Task prompt
Note how many lines hold the string "this" and give that number without any other words.

Stored rows
━━━━━━━━━━━━━━━━━━━━━━━━━━━━━━

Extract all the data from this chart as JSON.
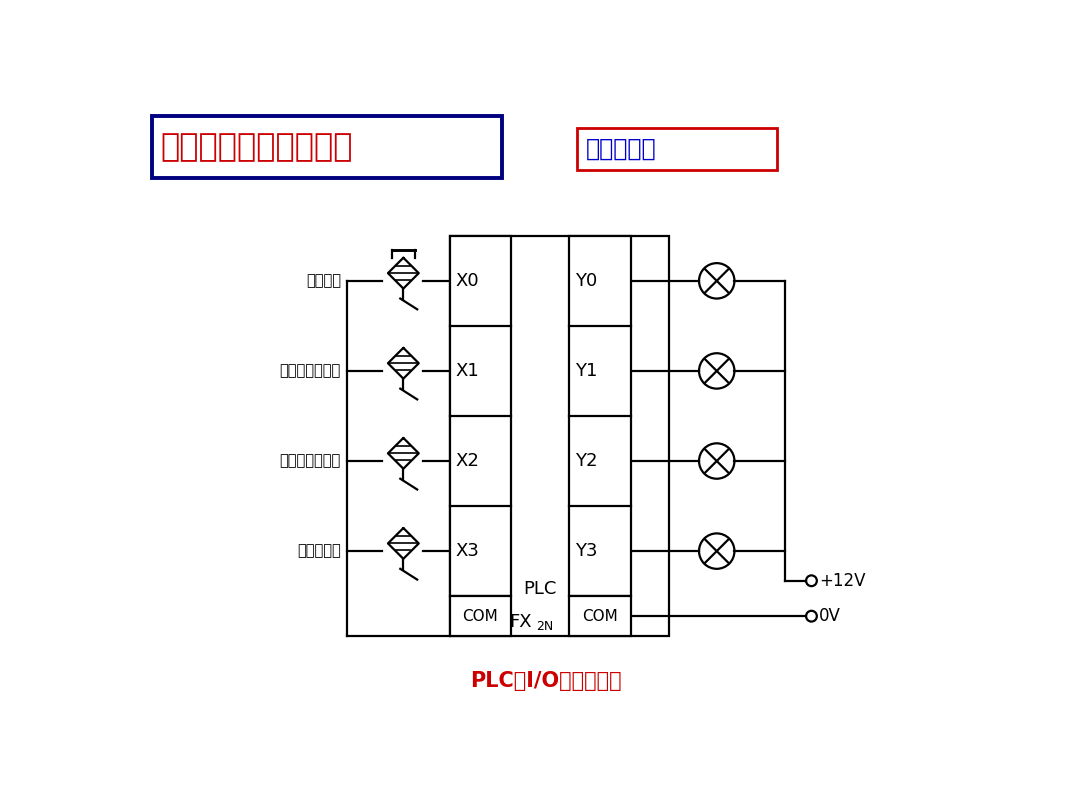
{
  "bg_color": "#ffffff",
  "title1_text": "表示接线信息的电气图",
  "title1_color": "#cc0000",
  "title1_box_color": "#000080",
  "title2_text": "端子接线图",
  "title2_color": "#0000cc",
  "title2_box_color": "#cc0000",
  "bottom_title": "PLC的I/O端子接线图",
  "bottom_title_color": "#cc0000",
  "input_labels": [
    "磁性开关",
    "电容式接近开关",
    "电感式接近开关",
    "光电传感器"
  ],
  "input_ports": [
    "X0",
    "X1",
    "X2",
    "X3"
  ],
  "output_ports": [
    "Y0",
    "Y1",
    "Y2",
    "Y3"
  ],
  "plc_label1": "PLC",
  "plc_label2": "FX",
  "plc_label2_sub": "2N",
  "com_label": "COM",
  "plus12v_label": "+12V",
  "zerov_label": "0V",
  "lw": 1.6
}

━━━━━━━━━━━━━━━━━━━━━━━━━━━━━━

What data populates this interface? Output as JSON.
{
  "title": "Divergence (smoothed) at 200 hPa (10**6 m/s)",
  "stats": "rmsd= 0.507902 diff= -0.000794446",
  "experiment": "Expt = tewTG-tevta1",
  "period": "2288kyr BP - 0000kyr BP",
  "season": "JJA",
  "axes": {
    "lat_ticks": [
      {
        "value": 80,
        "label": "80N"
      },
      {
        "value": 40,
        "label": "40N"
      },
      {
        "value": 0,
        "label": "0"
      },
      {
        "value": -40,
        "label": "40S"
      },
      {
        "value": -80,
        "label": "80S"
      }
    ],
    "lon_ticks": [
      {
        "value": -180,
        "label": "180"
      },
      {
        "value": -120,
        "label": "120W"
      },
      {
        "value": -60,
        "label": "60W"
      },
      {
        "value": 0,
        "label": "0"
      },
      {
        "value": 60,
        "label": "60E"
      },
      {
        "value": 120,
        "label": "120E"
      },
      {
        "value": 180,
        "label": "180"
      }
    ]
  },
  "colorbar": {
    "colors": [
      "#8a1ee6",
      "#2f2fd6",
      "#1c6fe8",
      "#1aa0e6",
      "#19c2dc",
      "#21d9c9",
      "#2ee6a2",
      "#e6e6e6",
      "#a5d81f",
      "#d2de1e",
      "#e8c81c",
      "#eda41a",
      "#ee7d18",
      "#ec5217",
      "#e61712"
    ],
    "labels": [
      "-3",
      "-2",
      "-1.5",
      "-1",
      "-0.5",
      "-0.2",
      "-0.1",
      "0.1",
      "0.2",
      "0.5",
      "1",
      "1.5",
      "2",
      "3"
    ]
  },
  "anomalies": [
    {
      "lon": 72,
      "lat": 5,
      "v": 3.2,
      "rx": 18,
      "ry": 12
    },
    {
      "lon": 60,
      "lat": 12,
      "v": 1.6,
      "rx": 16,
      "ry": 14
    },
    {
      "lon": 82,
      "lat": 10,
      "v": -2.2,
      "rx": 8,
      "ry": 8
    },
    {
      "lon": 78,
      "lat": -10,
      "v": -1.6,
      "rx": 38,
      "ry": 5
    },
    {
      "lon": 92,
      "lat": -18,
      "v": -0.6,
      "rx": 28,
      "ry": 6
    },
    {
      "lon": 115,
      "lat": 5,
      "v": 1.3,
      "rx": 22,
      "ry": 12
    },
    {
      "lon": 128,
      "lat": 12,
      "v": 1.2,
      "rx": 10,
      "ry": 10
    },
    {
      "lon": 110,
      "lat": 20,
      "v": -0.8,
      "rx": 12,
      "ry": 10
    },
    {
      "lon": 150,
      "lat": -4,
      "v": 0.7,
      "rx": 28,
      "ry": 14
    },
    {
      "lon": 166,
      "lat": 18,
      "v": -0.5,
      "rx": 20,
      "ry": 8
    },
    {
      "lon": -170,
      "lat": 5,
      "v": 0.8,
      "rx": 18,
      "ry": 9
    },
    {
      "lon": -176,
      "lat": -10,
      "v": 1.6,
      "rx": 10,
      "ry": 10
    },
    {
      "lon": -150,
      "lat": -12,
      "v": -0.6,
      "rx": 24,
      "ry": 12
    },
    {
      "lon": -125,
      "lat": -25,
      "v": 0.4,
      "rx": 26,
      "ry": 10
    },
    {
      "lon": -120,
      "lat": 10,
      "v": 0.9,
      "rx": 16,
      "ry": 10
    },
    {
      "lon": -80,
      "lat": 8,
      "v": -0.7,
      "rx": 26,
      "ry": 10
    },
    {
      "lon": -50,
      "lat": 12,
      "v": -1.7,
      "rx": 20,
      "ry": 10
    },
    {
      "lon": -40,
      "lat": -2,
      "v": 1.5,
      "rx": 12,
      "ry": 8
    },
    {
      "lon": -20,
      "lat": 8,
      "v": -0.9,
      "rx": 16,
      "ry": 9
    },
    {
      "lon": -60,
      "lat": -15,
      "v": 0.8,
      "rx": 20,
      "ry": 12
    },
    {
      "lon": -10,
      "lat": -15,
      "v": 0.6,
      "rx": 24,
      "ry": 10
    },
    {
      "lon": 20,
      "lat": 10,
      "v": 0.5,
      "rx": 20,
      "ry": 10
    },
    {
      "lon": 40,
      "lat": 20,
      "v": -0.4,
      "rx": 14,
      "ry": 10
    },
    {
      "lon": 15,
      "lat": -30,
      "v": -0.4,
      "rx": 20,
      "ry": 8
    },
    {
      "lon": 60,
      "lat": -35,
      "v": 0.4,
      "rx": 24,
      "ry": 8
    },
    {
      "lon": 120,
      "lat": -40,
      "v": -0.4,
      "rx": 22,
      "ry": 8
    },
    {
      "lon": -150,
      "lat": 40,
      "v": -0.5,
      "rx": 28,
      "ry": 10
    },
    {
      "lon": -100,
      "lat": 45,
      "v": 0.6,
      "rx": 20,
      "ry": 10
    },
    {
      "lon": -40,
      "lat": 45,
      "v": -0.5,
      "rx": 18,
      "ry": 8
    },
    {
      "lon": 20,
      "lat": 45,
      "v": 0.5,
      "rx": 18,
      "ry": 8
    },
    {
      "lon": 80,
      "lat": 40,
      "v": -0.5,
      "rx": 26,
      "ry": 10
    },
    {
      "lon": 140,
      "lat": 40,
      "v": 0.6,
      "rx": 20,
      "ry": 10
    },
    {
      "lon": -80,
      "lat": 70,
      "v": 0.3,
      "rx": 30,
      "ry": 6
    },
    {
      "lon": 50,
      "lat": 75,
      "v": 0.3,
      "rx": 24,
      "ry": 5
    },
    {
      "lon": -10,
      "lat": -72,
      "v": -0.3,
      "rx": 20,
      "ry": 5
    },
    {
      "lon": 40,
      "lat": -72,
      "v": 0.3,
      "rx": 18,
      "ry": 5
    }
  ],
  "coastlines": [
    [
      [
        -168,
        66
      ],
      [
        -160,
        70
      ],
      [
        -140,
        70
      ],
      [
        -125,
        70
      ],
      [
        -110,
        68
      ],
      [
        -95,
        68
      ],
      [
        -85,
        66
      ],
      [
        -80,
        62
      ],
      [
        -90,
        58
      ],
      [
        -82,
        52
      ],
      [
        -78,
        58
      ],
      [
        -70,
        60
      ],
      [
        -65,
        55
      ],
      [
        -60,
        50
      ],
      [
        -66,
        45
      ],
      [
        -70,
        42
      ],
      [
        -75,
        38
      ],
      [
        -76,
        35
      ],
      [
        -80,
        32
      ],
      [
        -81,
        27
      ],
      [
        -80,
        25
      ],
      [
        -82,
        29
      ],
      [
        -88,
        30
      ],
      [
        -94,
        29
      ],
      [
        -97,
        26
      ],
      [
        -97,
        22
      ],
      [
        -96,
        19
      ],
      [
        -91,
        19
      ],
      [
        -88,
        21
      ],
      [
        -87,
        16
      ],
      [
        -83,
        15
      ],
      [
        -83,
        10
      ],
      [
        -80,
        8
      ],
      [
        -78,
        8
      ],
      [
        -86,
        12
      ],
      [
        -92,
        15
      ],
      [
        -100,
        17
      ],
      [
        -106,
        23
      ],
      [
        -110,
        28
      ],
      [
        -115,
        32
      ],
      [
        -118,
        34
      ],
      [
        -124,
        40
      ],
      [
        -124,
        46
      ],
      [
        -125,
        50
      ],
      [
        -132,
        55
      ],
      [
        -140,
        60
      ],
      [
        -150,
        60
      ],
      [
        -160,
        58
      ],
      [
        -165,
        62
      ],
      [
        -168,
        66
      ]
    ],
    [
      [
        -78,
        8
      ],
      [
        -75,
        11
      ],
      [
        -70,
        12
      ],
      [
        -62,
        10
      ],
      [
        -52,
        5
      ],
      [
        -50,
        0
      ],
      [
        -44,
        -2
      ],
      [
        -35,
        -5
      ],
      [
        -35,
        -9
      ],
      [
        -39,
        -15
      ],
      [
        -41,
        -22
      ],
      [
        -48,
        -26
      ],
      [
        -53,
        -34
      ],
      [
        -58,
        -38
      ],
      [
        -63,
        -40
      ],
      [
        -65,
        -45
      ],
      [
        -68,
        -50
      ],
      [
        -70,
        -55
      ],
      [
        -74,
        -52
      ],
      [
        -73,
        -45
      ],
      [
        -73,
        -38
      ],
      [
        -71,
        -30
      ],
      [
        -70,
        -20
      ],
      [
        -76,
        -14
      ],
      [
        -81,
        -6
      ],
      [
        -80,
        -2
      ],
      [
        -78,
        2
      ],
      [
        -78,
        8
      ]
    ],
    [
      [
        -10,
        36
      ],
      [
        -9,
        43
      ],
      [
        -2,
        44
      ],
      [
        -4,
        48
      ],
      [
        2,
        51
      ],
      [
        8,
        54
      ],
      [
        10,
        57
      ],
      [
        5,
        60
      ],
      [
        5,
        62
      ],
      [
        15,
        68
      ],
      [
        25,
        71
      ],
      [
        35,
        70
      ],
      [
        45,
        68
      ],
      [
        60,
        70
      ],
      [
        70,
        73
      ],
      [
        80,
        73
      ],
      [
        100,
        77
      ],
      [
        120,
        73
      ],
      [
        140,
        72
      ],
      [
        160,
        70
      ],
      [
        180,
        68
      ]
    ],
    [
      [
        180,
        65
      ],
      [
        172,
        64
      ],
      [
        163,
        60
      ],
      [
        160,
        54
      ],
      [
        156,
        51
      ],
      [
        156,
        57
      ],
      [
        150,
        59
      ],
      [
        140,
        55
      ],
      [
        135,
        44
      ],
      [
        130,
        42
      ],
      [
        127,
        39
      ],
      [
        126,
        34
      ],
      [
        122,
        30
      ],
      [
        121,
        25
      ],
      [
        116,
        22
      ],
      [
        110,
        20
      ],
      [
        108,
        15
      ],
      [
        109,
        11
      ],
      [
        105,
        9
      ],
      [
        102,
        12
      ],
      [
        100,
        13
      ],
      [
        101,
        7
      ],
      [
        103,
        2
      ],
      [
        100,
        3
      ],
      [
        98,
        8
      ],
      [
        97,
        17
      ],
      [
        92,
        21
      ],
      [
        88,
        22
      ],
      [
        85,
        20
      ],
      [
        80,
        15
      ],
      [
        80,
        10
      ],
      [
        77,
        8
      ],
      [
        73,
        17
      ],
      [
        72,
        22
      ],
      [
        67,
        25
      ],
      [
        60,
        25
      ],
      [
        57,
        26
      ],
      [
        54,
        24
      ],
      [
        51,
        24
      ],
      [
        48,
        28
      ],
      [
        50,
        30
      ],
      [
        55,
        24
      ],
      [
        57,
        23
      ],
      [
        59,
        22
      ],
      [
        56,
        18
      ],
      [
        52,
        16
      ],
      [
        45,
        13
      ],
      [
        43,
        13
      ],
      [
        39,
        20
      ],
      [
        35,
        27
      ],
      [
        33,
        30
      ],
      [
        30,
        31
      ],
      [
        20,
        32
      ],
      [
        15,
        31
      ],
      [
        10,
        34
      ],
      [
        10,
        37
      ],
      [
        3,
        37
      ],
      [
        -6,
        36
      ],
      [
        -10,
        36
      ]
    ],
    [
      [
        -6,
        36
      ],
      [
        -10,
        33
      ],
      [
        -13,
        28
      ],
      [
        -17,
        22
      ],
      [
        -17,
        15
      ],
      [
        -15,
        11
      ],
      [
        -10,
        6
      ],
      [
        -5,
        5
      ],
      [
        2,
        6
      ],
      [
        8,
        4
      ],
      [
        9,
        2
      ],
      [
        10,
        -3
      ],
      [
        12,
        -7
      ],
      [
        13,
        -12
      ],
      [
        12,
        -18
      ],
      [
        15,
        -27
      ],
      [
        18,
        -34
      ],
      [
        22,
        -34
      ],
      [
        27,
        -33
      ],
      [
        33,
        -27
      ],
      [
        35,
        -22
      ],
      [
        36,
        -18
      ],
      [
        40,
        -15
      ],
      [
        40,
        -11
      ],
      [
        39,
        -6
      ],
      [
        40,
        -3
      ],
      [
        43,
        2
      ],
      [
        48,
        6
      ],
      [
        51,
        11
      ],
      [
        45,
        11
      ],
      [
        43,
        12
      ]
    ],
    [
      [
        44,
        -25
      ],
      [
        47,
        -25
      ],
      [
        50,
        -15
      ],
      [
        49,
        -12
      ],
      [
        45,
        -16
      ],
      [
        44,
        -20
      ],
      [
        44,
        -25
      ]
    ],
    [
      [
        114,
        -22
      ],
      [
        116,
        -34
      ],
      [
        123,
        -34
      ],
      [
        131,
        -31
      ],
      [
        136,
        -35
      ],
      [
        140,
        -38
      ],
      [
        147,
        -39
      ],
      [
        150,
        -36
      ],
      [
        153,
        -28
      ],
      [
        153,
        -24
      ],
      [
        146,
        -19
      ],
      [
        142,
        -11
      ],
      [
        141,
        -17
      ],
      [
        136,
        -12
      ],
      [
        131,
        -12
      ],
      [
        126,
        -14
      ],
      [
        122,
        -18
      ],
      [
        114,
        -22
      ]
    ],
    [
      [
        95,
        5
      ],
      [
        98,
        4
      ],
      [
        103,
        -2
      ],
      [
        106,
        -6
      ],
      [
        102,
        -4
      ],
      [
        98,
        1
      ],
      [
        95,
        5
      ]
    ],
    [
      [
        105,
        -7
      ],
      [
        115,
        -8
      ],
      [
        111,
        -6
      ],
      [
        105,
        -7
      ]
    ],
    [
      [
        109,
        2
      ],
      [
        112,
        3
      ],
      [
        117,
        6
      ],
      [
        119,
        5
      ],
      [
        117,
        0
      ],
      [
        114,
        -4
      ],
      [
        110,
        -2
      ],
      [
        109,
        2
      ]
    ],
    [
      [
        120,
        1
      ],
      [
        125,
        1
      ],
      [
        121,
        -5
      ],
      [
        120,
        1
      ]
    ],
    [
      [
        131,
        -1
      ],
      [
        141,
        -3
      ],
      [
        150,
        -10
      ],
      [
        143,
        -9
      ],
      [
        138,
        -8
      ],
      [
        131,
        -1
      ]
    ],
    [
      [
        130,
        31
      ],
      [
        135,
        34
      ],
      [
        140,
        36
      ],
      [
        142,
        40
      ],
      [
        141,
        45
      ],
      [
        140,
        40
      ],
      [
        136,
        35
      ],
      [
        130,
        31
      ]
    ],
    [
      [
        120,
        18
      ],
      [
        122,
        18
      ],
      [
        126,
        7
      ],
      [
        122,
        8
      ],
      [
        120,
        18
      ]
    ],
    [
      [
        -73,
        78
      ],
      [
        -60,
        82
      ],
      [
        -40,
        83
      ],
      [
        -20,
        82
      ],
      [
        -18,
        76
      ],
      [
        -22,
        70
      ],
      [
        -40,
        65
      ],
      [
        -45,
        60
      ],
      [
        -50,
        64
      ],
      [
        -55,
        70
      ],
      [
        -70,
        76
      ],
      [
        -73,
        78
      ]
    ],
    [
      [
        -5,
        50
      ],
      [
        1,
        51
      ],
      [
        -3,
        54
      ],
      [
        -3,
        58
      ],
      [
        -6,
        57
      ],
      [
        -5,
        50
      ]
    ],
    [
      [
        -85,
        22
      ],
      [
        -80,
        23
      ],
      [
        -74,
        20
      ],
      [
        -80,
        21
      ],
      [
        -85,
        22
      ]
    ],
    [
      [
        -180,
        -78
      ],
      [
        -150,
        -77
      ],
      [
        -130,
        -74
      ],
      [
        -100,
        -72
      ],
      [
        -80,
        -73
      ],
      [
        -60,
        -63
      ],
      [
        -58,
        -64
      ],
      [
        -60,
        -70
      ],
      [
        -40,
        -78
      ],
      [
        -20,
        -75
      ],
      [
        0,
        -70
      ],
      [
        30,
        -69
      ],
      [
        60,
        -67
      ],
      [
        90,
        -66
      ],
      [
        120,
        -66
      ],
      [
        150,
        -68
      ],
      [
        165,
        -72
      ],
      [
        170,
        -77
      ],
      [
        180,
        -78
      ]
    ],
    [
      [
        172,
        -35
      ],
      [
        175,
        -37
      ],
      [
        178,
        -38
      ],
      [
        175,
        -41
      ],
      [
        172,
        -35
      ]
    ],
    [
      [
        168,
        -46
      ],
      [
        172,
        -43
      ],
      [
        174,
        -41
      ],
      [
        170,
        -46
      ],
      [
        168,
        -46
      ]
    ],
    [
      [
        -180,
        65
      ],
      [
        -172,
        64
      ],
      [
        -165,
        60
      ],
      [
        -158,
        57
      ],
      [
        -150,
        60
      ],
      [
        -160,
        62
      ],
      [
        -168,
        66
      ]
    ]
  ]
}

━━━━━━━━━━━━━━━━━━━━━━━━━━━━━━

Right answer
2